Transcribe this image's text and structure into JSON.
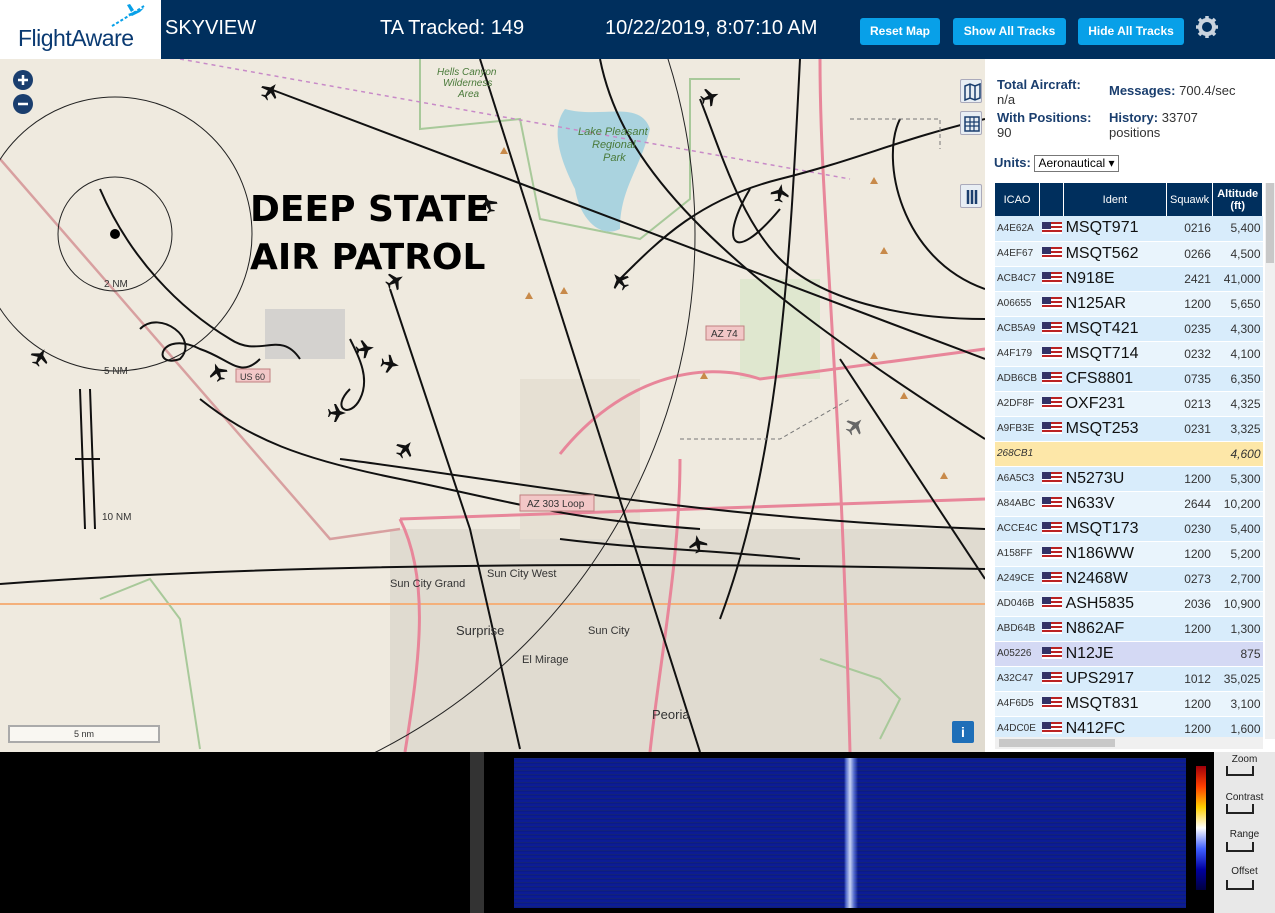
{
  "header": {
    "logo_text": "FlightAware",
    "site_name": "SKYVIEW",
    "tracked": "TA Tracked: 149",
    "datetime": "10/22/2019, 8:07:10 AM",
    "buttons": {
      "reset": "Reset Map",
      "show": "Show All Tracks",
      "hide": "Hide All Tracks"
    },
    "accent": "#08a0e8",
    "bar_color": "#002f5d"
  },
  "map": {
    "overlay_line1": "DEEP STATE",
    "overlay_line2": "AIR PATROL",
    "range_labels": [
      "2 NM",
      "5 NM",
      "10 NM"
    ],
    "places": [
      {
        "name": "Hells Canyon\nWilderness\nArea"
      },
      {
        "name": "Lake Pleasant\nRegional\nPark"
      },
      {
        "name": "Sun City Grand"
      },
      {
        "name": "Sun City West"
      },
      {
        "name": "Surprise"
      },
      {
        "name": "Sun City"
      },
      {
        "name": "El Mirage"
      },
      {
        "name": "Peoria"
      }
    ],
    "road_labels": [
      "AZ 74",
      "AZ 303 Loop",
      "US 60"
    ],
    "scale_label": "5 nm"
  },
  "panel": {
    "total_aircraft_label": "Total Aircraft:",
    "total_aircraft_value": "n/a",
    "with_positions_label": "With Positions:",
    "with_positions_value": "90",
    "messages_label": "Messages:",
    "messages_value": "700.4/sec",
    "history_label": "History:",
    "history_value": "33707",
    "history_unit": "positions",
    "units_label": "Units:",
    "units_value": "Aeronautical",
    "columns": [
      "ICAO",
      "",
      "Ident",
      "Squawk",
      "Altitude\n(ft)"
    ],
    "rows": [
      {
        "icao": "A4E62A",
        "ident": "MSQT971",
        "squawk": "0216",
        "alt": "5,400"
      },
      {
        "icao": "A4EF67",
        "ident": "MSQT562",
        "squawk": "0266",
        "alt": "4,500"
      },
      {
        "icao": "ACB4C7",
        "ident": "N918E",
        "squawk": "2421",
        "alt": "41,000"
      },
      {
        "icao": "A06655",
        "ident": "N125AR",
        "squawk": "1200",
        "alt": "5,650"
      },
      {
        "icao": "ACB5A9",
        "ident": "MSQT421",
        "squawk": "0235",
        "alt": "4,300"
      },
      {
        "icao": "A4F179",
        "ident": "MSQT714",
        "squawk": "0232",
        "alt": "4,100"
      },
      {
        "icao": "ADB6CB",
        "ident": "CFS8801",
        "squawk": "0735",
        "alt": "6,350"
      },
      {
        "icao": "A2DF8F",
        "ident": "OXF231",
        "squawk": "0213",
        "alt": "4,325"
      },
      {
        "icao": "A9FB3E",
        "ident": "MSQT253",
        "squawk": "0231",
        "alt": "3,325"
      },
      {
        "icao": "268CB1",
        "ident": "",
        "squawk": "",
        "alt": "4,600"
      },
      {
        "icao": "A6A5C3",
        "ident": "N5273U",
        "squawk": "1200",
        "alt": "5,300"
      },
      {
        "icao": "A84ABC",
        "ident": "N633V",
        "squawk": "2644",
        "alt": "10,200"
      },
      {
        "icao": "ACCE4C",
        "ident": "MSQT173",
        "squawk": "0230",
        "alt": "5,400"
      },
      {
        "icao": "A158FF",
        "ident": "N186WW",
        "squawk": "1200",
        "alt": "5,200"
      },
      {
        "icao": "A249CE",
        "ident": "N2468W",
        "squawk": "0273",
        "alt": "2,700"
      },
      {
        "icao": "AD046B",
        "ident": "ASH5835",
        "squawk": "2036",
        "alt": "10,900"
      },
      {
        "icao": "ABD64B",
        "ident": "N862AF",
        "squawk": "1200",
        "alt": "1,300"
      },
      {
        "icao": "A05226",
        "ident": "N12JE",
        "squawk": "",
        "alt": "875"
      },
      {
        "icao": "A32C47",
        "ident": "UPS2917",
        "squawk": "1012",
        "alt": "35,025"
      },
      {
        "icao": "A4F6D5",
        "ident": "MSQT831",
        "squawk": "1200",
        "alt": "3,100"
      },
      {
        "icao": "A4DC0E",
        "ident": "N412FC",
        "squawk": "1200",
        "alt": "1,600"
      }
    ]
  },
  "spectrum": {
    "controls": [
      "Zoom",
      "Contrast",
      "Range",
      "Offset"
    ]
  }
}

===============

→ Problem to solve: All of the data above should be quoted exactly, except for the pictures.

→ Result below:
Transcribe this image's text and structure into JSON.
{
  "header": {
    "logo_text": "FlightAware",
    "site_name": "SKYVIEW",
    "tracked": "TA Tracked: 149",
    "datetime": "10/22/2019, 8:07:10 AM",
    "buttons": {
      "reset": "Reset Map",
      "show": "Show All Tracks",
      "hide": "Hide All Tracks"
    },
    "accent": "#08a0e8",
    "bar_color": "#002f5d"
  },
  "map": {
    "overlay_line1": "DEEP STATE",
    "overlay_line2": "AIR PATROL",
    "range_labels": [
      "2 NM",
      "5 NM",
      "10 NM"
    ],
    "places": [
      {
        "name": "Hells Canyon\nWilderness\nArea"
      },
      {
        "name": "Lake Pleasant\nRegional\nPark"
      },
      {
        "name": "Sun City Grand"
      },
      {
        "name": "Sun City West"
      },
      {
        "name": "Surprise"
      },
      {
        "name": "Sun City"
      },
      {
        "name": "El Mirage"
      },
      {
        "name": "Peoria"
      }
    ],
    "road_labels": [
      "AZ 74",
      "AZ 303 Loop",
      "US 60"
    ],
    "scale_label": "5 nm"
  },
  "panel": {
    "total_aircraft_label": "Total Aircraft:",
    "total_aircraft_value": "n/a",
    "with_positions_label": "With Positions:",
    "with_positions_value": "90",
    "messages_label": "Messages:",
    "messages_value": "700.4/sec",
    "history_label": "History:",
    "history_value": "33707",
    "history_unit": "positions",
    "units_label": "Units:",
    "units_value": "Aeronautical",
    "columns": [
      "ICAO",
      "",
      "Ident",
      "Squawk",
      "Altitude\n(ft)"
    ],
    "rows": [
      {
        "icao": "A4E62A",
        "ident": "MSQT971",
        "squawk": "0216",
        "alt": "5,400"
      },
      {
        "icao": "A4EF67",
        "ident": "MSQT562",
        "squawk": "0266",
        "alt": "4,500"
      },
      {
        "icao": "ACB4C7",
        "ident": "N918E",
        "squawk": "2421",
        "alt": "41,000"
      },
      {
        "icao": "A06655",
        "ident": "N125AR",
        "squawk": "1200",
        "alt": "5,650"
      },
      {
        "icao": "ACB5A9",
        "ident": "MSQT421",
        "squawk": "0235",
        "alt": "4,300"
      },
      {
        "icao": "A4F179",
        "ident": "MSQT714",
        "squawk": "0232",
        "alt": "4,100"
      },
      {
        "icao": "ADB6CB",
        "ident": "CFS8801",
        "squawk": "0735",
        "alt": "6,350"
      },
      {
        "icao": "A2DF8F",
        "ident": "OXF231",
        "squawk": "0213",
        "alt": "4,325"
      },
      {
        "icao": "A9FB3E",
        "ident": "MSQT253",
        "squawk": "0231",
        "alt": "3,325"
      },
      {
        "icao": "268CB1",
        "ident": "",
        "squawk": "",
        "alt": "4,600"
      },
      {
        "icao": "A6A5C3",
        "ident": "N5273U",
        "squawk": "1200",
        "alt": "5,300"
      },
      {
        "icao": "A84ABC",
        "ident": "N633V",
        "squawk": "2644",
        "alt": "10,200"
      },
      {
        "icao": "ACCE4C",
        "ident": "MSQT173",
        "squawk": "0230",
        "alt": "5,400"
      },
      {
        "icao": "A158FF",
        "ident": "N186WW",
        "squawk": "1200",
        "alt": "5,200"
      },
      {
        "icao": "A249CE",
        "ident": "N2468W",
        "squawk": "0273",
        "alt": "2,700"
      },
      {
        "icao": "AD046B",
        "ident": "ASH5835",
        "squawk": "2036",
        "alt": "10,900"
      },
      {
        "icao": "ABD64B",
        "ident": "N862AF",
        "squawk": "1200",
        "alt": "1,300"
      },
      {
        "icao": "A05226",
        "ident": "N12JE",
        "squawk": "",
        "alt": "875"
      },
      {
        "icao": "A32C47",
        "ident": "UPS2917",
        "squawk": "1012",
        "alt": "35,025"
      },
      {
        "icao": "A4F6D5",
        "ident": "MSQT831",
        "squawk": "1200",
        "alt": "3,100"
      },
      {
        "icao": "A4DC0E",
        "ident": "N412FC",
        "squawk": "1200",
        "alt": "1,600"
      }
    ]
  },
  "spectrum": {
    "controls": [
      "Zoom",
      "Contrast",
      "Range",
      "Offset"
    ]
  }
}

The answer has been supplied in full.